## Data shown
********************

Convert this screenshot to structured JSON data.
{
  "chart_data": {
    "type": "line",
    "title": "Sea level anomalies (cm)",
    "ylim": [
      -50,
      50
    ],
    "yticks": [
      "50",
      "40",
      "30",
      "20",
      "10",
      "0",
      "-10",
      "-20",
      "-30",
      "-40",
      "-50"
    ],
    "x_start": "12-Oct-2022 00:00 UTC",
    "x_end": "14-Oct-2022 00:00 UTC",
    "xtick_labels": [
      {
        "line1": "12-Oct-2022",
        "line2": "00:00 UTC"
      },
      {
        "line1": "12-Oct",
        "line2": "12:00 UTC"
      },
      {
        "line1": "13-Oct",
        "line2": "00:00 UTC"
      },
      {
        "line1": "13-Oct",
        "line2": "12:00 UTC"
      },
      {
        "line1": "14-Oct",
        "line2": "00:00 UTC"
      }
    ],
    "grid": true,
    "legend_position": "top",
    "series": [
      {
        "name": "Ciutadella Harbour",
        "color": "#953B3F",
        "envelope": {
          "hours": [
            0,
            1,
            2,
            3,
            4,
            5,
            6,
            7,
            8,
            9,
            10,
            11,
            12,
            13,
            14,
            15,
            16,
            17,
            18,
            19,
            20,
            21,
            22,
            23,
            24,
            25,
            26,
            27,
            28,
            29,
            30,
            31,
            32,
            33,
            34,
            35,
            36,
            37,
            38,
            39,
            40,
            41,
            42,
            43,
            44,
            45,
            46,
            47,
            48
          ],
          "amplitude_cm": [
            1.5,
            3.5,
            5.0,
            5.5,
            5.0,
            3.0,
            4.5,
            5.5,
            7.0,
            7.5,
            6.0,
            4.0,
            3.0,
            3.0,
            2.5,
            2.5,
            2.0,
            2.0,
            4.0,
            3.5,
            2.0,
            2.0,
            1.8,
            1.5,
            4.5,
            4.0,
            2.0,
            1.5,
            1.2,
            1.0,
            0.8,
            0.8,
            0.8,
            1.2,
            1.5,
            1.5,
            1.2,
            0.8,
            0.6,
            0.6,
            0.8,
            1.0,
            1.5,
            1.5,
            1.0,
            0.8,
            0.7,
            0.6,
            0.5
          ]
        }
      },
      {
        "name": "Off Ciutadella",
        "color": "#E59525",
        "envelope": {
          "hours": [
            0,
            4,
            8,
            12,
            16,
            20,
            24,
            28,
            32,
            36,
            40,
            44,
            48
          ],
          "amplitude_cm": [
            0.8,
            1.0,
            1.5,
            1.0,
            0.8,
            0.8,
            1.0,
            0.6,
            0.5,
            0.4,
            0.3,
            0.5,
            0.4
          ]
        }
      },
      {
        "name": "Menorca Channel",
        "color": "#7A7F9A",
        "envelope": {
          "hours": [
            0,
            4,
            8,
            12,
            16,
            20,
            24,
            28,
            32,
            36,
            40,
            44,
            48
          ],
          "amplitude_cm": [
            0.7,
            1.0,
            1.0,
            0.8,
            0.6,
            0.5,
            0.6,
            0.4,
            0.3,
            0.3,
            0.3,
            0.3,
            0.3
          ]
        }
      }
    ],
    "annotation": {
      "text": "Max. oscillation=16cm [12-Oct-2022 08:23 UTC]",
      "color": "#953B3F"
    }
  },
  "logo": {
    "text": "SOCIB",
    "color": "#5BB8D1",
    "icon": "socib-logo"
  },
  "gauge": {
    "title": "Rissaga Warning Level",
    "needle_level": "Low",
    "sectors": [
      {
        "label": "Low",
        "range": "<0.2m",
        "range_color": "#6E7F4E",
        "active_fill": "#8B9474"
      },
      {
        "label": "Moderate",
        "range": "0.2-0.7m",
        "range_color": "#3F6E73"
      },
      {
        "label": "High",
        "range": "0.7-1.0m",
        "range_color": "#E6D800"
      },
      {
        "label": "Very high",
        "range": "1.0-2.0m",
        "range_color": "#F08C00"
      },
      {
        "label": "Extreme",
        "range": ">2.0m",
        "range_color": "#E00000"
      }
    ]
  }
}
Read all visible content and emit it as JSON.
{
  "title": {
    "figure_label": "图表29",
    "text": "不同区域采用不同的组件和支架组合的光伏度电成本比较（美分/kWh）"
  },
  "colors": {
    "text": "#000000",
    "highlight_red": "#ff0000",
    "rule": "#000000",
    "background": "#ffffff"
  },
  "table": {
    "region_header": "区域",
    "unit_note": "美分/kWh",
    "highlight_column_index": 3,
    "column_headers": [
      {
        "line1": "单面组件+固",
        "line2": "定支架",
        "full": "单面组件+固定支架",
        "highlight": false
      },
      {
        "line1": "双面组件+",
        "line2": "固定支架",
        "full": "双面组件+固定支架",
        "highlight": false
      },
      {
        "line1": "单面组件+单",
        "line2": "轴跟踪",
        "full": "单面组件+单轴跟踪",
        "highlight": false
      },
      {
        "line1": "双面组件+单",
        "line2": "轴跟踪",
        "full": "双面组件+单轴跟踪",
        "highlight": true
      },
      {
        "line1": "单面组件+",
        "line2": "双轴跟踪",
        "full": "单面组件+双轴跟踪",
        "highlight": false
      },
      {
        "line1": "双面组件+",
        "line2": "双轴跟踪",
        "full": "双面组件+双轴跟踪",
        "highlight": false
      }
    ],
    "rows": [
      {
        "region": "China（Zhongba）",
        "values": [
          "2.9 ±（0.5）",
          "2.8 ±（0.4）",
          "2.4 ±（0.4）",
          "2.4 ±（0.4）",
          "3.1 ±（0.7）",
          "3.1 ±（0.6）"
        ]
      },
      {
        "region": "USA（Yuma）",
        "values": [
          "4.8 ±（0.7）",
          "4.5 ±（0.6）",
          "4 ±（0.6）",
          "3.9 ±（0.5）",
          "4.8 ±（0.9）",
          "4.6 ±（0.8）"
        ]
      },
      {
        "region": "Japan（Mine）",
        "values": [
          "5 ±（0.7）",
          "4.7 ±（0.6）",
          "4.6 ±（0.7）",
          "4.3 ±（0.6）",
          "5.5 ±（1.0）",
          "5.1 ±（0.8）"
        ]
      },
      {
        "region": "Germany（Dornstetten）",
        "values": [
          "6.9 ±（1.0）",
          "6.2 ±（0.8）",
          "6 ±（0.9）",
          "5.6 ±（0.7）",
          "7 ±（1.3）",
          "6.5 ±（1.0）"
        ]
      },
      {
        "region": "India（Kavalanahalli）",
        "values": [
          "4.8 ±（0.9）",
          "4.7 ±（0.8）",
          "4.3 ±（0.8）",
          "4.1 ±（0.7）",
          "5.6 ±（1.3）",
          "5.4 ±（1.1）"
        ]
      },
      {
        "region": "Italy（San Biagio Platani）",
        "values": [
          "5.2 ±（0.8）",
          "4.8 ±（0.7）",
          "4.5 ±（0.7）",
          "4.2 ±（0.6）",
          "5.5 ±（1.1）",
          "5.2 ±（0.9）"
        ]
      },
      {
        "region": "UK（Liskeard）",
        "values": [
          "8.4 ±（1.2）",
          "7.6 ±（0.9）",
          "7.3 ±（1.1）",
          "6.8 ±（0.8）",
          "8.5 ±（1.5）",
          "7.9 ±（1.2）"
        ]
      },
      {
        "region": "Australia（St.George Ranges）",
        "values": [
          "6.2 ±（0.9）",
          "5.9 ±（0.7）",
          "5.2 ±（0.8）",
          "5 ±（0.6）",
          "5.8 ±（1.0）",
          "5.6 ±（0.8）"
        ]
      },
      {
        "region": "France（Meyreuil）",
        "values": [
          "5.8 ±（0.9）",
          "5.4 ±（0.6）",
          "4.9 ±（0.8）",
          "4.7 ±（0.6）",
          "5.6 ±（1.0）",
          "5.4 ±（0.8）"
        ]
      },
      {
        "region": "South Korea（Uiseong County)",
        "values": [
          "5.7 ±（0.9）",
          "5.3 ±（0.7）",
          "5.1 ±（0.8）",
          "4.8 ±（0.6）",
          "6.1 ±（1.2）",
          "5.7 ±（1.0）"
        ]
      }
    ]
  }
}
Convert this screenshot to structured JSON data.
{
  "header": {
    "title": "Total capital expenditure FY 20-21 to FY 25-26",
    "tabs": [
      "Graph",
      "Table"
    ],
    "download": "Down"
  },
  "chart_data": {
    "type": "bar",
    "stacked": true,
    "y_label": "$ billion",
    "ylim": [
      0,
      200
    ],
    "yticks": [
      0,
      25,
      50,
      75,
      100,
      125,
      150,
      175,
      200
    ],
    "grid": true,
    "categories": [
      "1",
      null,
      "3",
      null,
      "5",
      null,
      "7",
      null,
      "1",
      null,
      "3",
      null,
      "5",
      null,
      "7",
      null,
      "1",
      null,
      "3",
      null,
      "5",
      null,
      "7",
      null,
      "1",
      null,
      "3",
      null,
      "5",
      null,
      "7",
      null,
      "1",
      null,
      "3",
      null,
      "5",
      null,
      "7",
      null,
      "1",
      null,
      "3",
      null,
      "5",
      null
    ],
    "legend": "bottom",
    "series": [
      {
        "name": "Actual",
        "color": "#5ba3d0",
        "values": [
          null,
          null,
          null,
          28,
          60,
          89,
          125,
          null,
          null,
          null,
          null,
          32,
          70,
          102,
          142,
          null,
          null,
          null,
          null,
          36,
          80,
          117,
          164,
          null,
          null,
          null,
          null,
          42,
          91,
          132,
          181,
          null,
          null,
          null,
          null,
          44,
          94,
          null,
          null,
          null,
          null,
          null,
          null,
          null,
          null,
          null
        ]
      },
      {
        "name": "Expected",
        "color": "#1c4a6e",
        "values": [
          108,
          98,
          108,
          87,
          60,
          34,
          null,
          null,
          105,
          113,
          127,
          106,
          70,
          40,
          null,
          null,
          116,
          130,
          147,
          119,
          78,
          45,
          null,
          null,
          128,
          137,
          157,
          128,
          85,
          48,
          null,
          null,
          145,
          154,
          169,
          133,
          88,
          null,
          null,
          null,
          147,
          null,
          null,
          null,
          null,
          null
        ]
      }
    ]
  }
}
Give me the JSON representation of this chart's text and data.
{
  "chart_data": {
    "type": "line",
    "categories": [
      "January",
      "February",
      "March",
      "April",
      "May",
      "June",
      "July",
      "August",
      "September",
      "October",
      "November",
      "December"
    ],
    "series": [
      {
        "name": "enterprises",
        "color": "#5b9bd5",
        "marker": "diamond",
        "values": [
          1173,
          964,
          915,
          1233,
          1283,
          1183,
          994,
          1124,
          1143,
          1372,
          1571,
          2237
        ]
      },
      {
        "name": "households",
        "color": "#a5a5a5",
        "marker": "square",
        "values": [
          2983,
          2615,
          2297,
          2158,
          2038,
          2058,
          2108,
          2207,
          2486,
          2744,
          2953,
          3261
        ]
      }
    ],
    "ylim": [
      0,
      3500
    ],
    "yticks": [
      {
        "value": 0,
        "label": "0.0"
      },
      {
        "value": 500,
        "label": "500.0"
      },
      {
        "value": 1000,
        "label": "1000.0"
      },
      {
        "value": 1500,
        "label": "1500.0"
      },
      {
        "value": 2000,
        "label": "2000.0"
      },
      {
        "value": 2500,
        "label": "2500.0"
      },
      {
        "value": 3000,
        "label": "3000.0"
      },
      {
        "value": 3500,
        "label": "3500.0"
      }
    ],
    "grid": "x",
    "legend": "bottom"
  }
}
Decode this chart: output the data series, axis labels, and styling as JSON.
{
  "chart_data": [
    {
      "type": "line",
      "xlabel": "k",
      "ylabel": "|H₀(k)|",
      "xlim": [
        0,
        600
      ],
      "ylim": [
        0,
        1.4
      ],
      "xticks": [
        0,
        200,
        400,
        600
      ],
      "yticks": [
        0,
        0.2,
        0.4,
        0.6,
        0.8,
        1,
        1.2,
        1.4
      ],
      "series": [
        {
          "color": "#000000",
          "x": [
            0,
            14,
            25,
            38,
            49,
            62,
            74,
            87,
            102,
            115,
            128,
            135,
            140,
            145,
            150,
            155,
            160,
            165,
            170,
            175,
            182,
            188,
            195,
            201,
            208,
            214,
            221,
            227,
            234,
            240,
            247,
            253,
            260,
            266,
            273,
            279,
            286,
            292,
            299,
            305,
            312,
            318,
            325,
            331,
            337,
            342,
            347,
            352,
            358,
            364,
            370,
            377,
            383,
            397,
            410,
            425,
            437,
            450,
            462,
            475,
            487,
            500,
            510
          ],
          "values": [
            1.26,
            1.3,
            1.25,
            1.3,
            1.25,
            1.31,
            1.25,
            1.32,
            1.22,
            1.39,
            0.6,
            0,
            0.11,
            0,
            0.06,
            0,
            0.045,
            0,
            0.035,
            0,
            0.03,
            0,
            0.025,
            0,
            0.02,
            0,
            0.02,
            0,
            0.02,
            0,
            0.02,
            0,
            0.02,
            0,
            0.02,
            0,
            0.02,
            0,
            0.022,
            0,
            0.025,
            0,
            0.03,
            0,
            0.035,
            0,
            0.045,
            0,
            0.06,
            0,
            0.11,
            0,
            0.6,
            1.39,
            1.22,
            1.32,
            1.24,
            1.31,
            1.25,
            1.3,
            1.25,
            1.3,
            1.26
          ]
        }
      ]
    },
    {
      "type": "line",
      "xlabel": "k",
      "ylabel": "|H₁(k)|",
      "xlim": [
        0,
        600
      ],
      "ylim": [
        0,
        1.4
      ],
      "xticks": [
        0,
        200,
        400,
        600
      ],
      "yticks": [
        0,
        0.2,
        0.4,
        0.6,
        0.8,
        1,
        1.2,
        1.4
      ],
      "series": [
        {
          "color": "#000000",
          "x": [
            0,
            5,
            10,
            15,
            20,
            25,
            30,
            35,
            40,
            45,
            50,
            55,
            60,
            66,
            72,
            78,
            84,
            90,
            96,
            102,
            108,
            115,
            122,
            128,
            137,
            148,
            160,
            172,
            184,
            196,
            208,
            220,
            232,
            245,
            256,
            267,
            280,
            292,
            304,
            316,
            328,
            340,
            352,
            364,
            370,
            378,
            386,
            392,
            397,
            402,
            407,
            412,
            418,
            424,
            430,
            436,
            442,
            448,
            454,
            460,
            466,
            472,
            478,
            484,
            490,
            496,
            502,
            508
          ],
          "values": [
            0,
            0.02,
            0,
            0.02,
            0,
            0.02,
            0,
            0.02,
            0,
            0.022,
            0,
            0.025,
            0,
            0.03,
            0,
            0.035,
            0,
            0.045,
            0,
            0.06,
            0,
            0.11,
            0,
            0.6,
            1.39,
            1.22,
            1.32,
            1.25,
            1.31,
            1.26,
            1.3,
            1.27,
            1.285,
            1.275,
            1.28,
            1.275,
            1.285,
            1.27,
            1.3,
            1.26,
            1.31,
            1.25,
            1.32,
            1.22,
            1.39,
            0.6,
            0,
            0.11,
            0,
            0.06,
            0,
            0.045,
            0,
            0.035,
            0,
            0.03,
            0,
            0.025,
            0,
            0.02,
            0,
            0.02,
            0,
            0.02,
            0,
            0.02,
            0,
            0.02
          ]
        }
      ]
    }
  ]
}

********************

## The exercise
In the records above, find each line holding "this" and copy it.

## Written solution
Convert this screenshot to structured JSON data.
Convert this screenshot to structured JSON data.
Give me the JSON representation of this chart's text and data.
Decode this chart: output the data series, axis labels, and styling as JSON.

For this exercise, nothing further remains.